• **What you need to do**
All entries below need to be written out exactly, but without their pictures.

— Start of Supplied information —

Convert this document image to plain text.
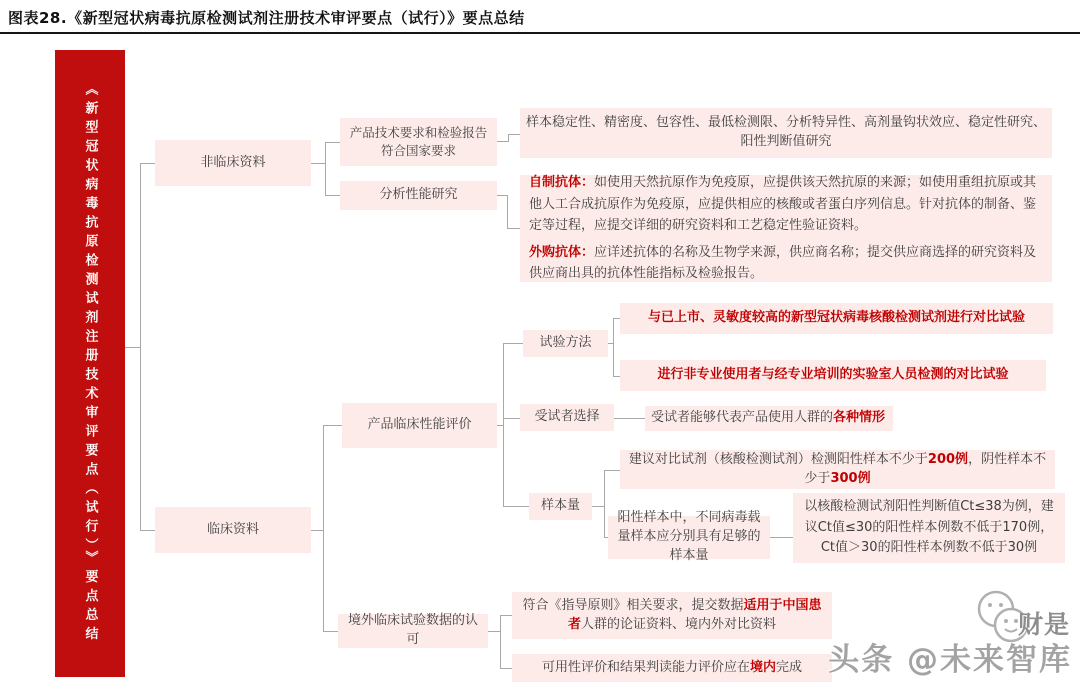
图表28.《新型冠状病毒抗原检测试剂注册技术审评要点（试行）》要点总结
《新型冠状病毒抗原检测试剂注册技术审评要点（试行）》要点总结	非临床资料
临床资料
产品技术要求和检验报告符合国家要求
分析性能研究
样本稳定性、精密度、包容性、最低检测限、分析特异性、高剂量钩状效应、稳定性研究、阳性判断值研究
自制抗体：如使用天然抗原作为免疫原，应提供该天然抗原的来源；如使用重组抗原或其他人工合成抗原作为免疫原，应提供相应的核酸或者蛋白序列信息。针对抗体的制备、鉴定等过程，应提交详细的研究资料和工艺稳定性验证资料。
外购抗体：应详述抗体的名称及生物学来源，供应商名称；提交供应商选择的研究资料及供应商出具的抗体性能指标及检验报告。
产品临床性能评价
试验方法
与已上市、灵敏度较高的新型冠状病毒核酸检测试剂进行对比试验
进行非专业使用者与经专业培训的实验室人员检测的对比试验
受试者选择	受试者能够代表产品使用人群的各种情形
样本量
建议对比试剂（核酸检测试剂）检测阳性样本不少于200例，阴性样本不少于300例
阳性样本中，不同病毒载量样本应分别具有足够的样本量
以核酸检测试剂阳性判断值Ct≤38为例，建议Ct值≤30的阳性样本例数不低于170例，Ct值＞30的阳性样本例数不低于30例
境外临床试验数据的认可
符合《指导原则》相关要求，提交数据适用于中国患者人群的论证资料、境内外对比资料
可用性评价和结果判读能力评价应在境内完成
财是
头条 @未来智库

— End of Supplied information —

• **Solution below**
Convert this document image to plain text.
图表28.《新型冠状病毒抗原检测试剂注册技术审评要点（试行）》要点总结
《新型冠状病毒抗原检测试剂注册技术审评要点（试行）》要点总结	非临床资料
临床资料
产品技术要求和检验报告符合国家要求
分析性能研究
样本稳定性、精密度、包容性、最低检测限、分析特异性、高剂量钩状效应、稳定性研究、阳性判断值研究
自制抗体：如使用天然抗原作为免疫原，应提供该天然抗原的来源；如使用重组抗原或其他人工合成抗原作为免疫原，应提供相应的核酸或者蛋白序列信息。针对抗体的制备、鉴定等过程，应提交详细的研究资料和工艺稳定性验证资料。
外购抗体：应详述抗体的名称及生物学来源，供应商名称；提交供应商选择的研究资料及供应商出具的抗体性能指标及检验报告。
产品临床性能评价
试验方法
与已上市、灵敏度较高的新型冠状病毒核酸检测试剂进行对比试验
进行非专业使用者与经专业培训的实验室人员检测的对比试验
受试者选择	受试者能够代表产品使用人群的各种情形
样本量
建议对比试剂（核酸检测试剂）检测阳性样本不少于200例，阴性样本不少于300例
阳性样本中，不同病毒载量样本应分别具有足够的样本量
以核酸检测试剂阳性判断值Ct≤38为例，建议Ct值≤30的阳性样本例数不低于170例，Ct值＞30的阳性样本例数不低于30例
境外临床试验数据的认可
符合《指导原则》相关要求，提交数据适用于中国患者人群的论证资料、境内外对比资料
可用性评价和结果判读能力评价应在境内完成
财是
头条 @未来智库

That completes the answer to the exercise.